SUPPLIED TEXT:
- - - -

In addition to the negative NAO seen throughout the winter, the SIC fluctuations precede a different atmospheric signal, which is only found in February in the regressions onto January dPC1 at lag 1 (Fig. 13). The signal is field significant for most tropospheric variables, but very small in the stratosphere, and very similar in multiple regressions. There is a large anticyclonic signal centered on the Ural Mountains that tilts northward with height (Fig. 13) and strongly enhanced Ural blocking (Fig. 14, right). However, a blocking decrease is seen in the regression on minus the northeastern United States snow cover (Fig. 14, left), suggesting that snow cover affects Ural blocking in an opposite manner. Elsewhere, there is little correspondence between the signal at sea level and higher in the troposphere. Large field significant temperature anomalies are also found, with a broad SAT and ∆Z warming over northeastern North America, and warming over the BK Seas, and significant cooling over much of Asia. These signals show some similarity with the warm Arctic–cold Eurasia (WACE) and the Ural blocking patterns (Mori et al. 2014; Luo et al. 2016; Sun et al. 2018). Only the Ural high is found in the (otherwise dissimilar) two halves of the period (not shown). However, the February signals are not found in the regressions on November or December dPC1, and there is no significant relation between February dPC1 and the atmosphere in March. Hence, they lack robustness and are not considered further.
4. Implication for direct impact of the SIC decline between 1979 and 2016
Under the assumption that the atmosphere responds identically to slow and fast SIC changes of an identical pan-Arctic spatial pattern, section 3 may be used to estimate the direct atmospheric changes caused by the decreasing sea ice cover in the 1979–2016 period. The most robust response is the negative NAO in January, February, and, albeit weaker, in March, which lags the SIC fluctuations by about 2 months. The response in December lacks field significance. Hence, if winter is defined from December to February (DJF), the winter response is about 2/3 of that found in section 3, while is only a little smaller if winter is from January to March (JFM).
As no NAO-like response to SIC was detected during spring, summer, and fall, it is not obvious how to scale this atmospheric response to estimate that to the observed sea ice loss in the 1979–2016 period. In perpetual winter conditions, the estimated averaged rate of change per decade would be approximately given by 1 (in DJF, assuming no December response) to 1.5 (in JFM, assuming a slightly weaker March response) times the responses in section 3. This takes into account the long-term changes in the November and December PC1s during the 38 years between 1979 and 2016 (2.8, as given by the red curves in Fig. 1) and the limited amplitude of their interannual fluctuations (rms ~ 0.45 in both cases), yielding a January or February scaling of 2.8/(3.8 × 0.45) = 1.6. Such scaling yields very large rates of change of the winter conditions, for instance a warming rate of 2°–3°C decade−1 for SAT in northeastern North America, and a Z500 increase of 40–60 m decade−1 over the northern North Atlantic. However, as discussed in section 5, this assumes linearity and does not take into account that there is no corresponding response during the other 9 months.

- - - -

INPUT MATERIAL:

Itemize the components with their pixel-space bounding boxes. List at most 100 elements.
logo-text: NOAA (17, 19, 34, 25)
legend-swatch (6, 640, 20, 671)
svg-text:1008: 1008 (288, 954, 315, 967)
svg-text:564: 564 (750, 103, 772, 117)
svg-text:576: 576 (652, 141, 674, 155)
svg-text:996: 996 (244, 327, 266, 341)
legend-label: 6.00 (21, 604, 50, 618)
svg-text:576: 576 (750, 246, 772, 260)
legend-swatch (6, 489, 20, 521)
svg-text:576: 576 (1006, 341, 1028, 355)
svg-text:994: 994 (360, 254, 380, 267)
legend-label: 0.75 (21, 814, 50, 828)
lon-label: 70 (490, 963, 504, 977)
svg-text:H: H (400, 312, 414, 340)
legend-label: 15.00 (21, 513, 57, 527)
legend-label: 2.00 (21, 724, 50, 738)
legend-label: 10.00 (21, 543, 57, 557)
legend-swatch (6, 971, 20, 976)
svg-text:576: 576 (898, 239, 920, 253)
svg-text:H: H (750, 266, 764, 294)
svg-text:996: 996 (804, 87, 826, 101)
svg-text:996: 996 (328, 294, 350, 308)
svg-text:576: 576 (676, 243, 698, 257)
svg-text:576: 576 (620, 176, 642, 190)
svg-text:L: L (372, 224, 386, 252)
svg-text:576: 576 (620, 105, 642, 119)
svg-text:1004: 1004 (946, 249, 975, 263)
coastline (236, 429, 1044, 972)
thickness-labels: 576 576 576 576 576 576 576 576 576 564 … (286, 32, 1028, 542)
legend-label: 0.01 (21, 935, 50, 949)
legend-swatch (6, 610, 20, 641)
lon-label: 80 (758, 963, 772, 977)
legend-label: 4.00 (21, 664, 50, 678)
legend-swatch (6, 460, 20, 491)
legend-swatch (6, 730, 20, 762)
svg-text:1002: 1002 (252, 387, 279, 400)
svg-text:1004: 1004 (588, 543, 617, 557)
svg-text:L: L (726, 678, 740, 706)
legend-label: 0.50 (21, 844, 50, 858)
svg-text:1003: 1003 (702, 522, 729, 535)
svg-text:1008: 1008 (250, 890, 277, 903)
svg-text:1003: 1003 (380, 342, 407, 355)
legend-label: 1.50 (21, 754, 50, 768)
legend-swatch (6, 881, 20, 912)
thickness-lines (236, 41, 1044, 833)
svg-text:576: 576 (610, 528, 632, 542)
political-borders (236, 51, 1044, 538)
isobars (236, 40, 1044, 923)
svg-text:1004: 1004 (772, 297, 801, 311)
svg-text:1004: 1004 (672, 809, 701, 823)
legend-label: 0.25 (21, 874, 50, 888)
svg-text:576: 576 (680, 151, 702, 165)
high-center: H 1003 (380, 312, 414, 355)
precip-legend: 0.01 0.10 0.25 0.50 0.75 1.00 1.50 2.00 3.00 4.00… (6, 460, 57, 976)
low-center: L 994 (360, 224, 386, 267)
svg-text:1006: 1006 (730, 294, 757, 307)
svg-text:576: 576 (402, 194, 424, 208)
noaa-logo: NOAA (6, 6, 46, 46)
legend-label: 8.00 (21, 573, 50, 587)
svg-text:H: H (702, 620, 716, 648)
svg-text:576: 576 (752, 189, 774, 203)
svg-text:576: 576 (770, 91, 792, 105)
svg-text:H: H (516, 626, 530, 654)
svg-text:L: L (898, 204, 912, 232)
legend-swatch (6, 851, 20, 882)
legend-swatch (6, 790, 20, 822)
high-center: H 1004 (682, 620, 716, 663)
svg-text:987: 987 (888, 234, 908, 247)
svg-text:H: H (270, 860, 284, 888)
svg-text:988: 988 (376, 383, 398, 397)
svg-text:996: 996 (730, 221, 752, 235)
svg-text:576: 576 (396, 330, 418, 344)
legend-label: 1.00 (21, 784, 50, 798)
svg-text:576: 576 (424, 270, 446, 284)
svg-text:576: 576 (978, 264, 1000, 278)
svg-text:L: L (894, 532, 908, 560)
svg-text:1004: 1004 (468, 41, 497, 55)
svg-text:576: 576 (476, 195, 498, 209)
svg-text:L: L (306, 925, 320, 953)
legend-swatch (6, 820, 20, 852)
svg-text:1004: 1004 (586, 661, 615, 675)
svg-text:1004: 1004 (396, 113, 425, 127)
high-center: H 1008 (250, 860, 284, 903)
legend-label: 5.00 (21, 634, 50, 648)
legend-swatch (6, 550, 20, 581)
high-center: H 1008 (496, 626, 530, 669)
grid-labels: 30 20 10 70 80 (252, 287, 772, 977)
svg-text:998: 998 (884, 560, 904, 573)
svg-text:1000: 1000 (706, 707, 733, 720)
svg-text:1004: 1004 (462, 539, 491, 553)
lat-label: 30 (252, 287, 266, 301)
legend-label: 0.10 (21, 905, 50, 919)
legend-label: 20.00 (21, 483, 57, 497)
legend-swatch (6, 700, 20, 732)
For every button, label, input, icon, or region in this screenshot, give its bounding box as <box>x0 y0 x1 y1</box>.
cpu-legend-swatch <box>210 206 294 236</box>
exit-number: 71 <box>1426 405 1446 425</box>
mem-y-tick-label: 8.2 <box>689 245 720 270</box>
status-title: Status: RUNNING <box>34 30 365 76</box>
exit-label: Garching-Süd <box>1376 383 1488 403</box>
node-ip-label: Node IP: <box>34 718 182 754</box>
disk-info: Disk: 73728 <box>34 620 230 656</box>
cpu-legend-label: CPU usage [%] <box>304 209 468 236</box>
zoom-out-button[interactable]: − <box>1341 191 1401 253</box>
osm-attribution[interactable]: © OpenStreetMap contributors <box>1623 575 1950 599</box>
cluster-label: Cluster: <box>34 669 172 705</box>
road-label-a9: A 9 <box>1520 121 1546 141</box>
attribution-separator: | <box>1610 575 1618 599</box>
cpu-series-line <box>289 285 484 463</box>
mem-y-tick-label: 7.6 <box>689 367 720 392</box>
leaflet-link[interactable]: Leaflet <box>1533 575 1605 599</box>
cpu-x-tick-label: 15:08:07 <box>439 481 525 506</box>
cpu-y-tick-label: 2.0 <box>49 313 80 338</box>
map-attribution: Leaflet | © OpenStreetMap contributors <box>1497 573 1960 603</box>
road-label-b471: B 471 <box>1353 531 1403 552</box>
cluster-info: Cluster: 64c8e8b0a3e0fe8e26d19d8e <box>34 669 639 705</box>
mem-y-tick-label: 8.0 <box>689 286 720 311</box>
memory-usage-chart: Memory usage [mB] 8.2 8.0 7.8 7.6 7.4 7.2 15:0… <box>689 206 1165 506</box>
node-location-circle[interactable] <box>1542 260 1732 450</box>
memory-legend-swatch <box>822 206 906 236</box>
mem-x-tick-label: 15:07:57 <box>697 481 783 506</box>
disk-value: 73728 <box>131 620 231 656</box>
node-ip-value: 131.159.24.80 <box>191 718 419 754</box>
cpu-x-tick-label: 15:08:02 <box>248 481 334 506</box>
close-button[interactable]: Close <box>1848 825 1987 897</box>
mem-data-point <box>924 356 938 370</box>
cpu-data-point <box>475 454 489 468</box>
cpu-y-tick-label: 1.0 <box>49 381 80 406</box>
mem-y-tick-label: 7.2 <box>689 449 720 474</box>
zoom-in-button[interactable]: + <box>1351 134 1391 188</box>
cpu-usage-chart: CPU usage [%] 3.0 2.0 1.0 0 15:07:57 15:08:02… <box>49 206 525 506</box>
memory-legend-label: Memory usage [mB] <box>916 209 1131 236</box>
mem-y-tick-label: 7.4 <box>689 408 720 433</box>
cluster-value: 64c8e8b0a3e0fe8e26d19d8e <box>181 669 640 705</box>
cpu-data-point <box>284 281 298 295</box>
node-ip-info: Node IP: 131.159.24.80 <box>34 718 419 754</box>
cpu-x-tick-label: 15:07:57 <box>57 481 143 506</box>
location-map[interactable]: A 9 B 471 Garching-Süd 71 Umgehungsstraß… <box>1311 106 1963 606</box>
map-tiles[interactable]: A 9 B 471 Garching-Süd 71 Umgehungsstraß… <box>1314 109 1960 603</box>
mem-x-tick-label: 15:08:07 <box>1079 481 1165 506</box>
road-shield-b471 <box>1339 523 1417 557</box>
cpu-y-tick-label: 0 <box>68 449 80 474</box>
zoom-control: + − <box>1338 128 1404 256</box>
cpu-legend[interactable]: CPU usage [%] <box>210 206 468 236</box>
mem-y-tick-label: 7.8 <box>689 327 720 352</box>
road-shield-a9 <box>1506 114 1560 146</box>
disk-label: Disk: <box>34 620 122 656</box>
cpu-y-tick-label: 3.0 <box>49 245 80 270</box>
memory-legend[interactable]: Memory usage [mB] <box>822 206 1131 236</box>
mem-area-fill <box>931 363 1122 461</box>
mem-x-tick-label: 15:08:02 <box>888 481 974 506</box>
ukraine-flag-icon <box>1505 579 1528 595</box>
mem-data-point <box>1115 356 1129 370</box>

- - - -

EXERCISE REQUIREMENTS:
1. Format the records, from their first line through the line containing "svg-text:576: 576 (1006, 341, 1028, 355)", as a JSON list of strings with one string per line and no blank lines.
2. Pick up the text on Arctic sea ice decline and the winter atmospheric response after its final sentence, and continue it.

ANSWERS BELOW:
1.
[
  "Itemize the components with their pixel-space bounding boxes. List at most 100 elements.",
  "logo-text: NOAA (17, 19, 34, 25)",
  "legend-swatch (6, 640, 20, 671)",
  "svg-text:1008: 1008 (288, 954, 315, 967)",
  "svg-text:564: 564 (750, 103, 772, 117)",
  "svg-text:576: 576 (652, 141, 674, 155)",
  "svg-text:996: 996 (244, 327, 266, 341)",
  "legend-label: 6.00 (21, 604, 50, 618)",
  "svg-text:576: 576 (750, 246, 772, 260)",
  "legend-swatch (6, 489, 20, 521)",
  "svg-text:576: 576 (1006, 341, 1028, 355)"
]

2.
5. Summary and discussion
The direct response of the atmospheric circulation in the cold season to the observed Arctic sea ice loss between 1979 and 2016 was estimated by assuming that the response to the slow sea ice retreat is the same as that to interannual pan-Arctic SIC fluctuations with identical spatial patterns. The latter was estimated by lag regression, using multiple regressions for attribution since there were synchronous SST and snow-cover fluctuations (no significant link was found with the QBO).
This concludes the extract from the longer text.